OBJECTIVE -
Below is a block of records; return all of them exactly, but without the images.
**** THE RECORDS ****
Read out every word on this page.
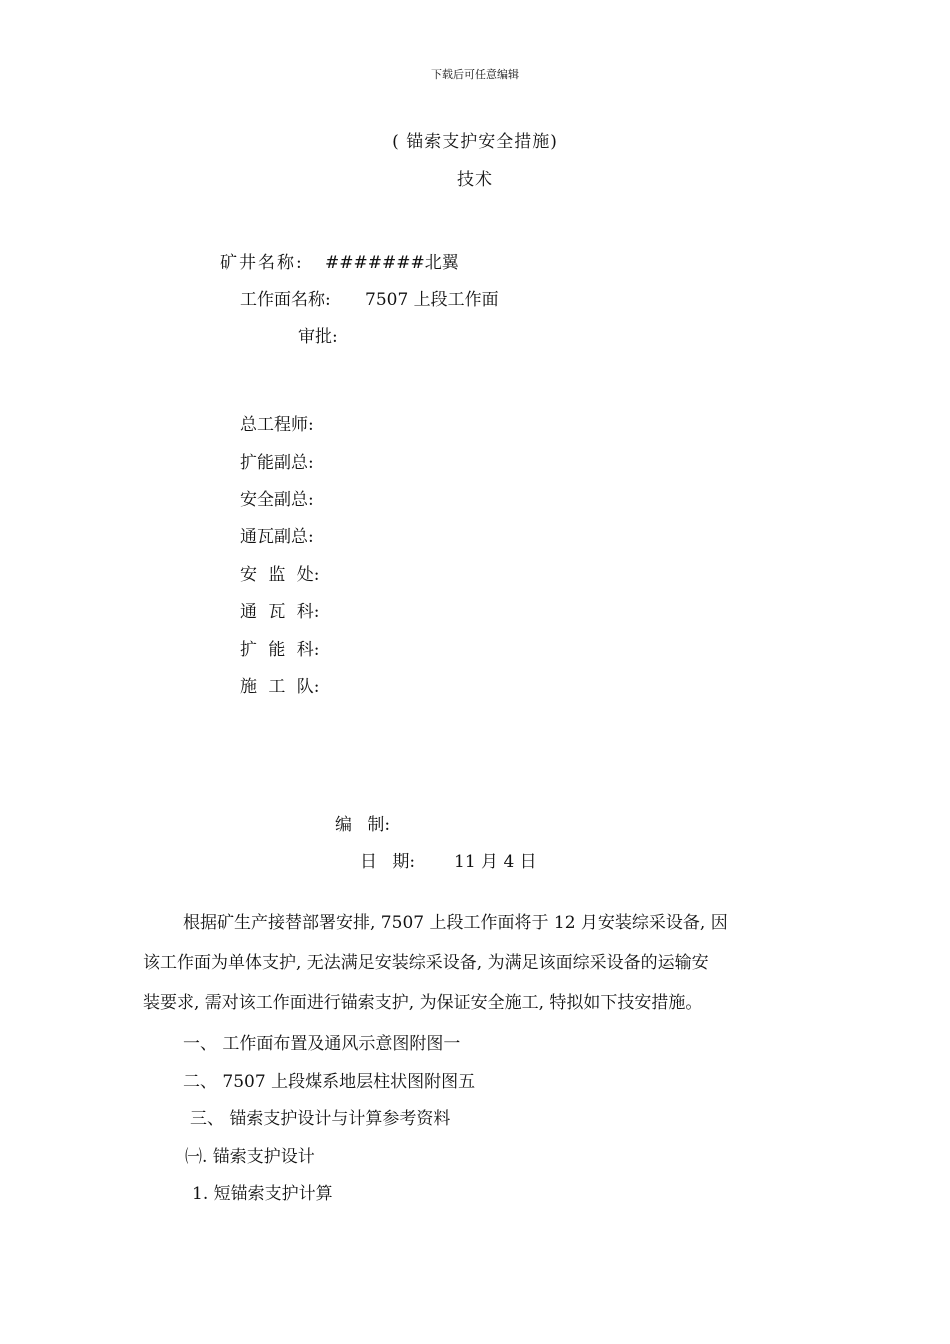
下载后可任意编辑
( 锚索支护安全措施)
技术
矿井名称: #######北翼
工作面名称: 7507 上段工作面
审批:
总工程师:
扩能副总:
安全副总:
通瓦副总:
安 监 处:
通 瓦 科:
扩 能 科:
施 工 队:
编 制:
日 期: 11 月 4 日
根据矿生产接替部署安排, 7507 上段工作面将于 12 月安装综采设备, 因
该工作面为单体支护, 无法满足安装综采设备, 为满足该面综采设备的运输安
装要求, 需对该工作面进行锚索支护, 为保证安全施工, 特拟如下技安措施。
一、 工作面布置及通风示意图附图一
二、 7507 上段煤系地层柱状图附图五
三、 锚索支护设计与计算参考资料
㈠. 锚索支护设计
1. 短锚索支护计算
****
OUTPUT FOR THIS EXERCISE -
Read out every word on this page.
下载后可任意编辑
( 锚索支护安全措施)
技术
矿井名称: #######北翼
工作面名称: 7507 上段工作面
审批:
总工程师:
扩能副总:
安全副总:
通瓦副总:
安 监 处:
通 瓦 科:
扩 能 科:
施 工 队:
编 制:
日 期: 11 月 4 日
根据矿生产接替部署安排, 7507 上段工作面将于 12 月安装综采设备, 因
该工作面为单体支护, 无法满足安装综采设备, 为满足该面综采设备的运输安
装要求, 需对该工作面进行锚索支护, 为保证安全施工, 特拟如下技安措施。
一、 工作面布置及通风示意图附图一
二、 7507 上段煤系地层柱状图附图五
三、 锚索支护设计与计算参考资料
㈠. 锚索支护设计
1. 短锚索支护计算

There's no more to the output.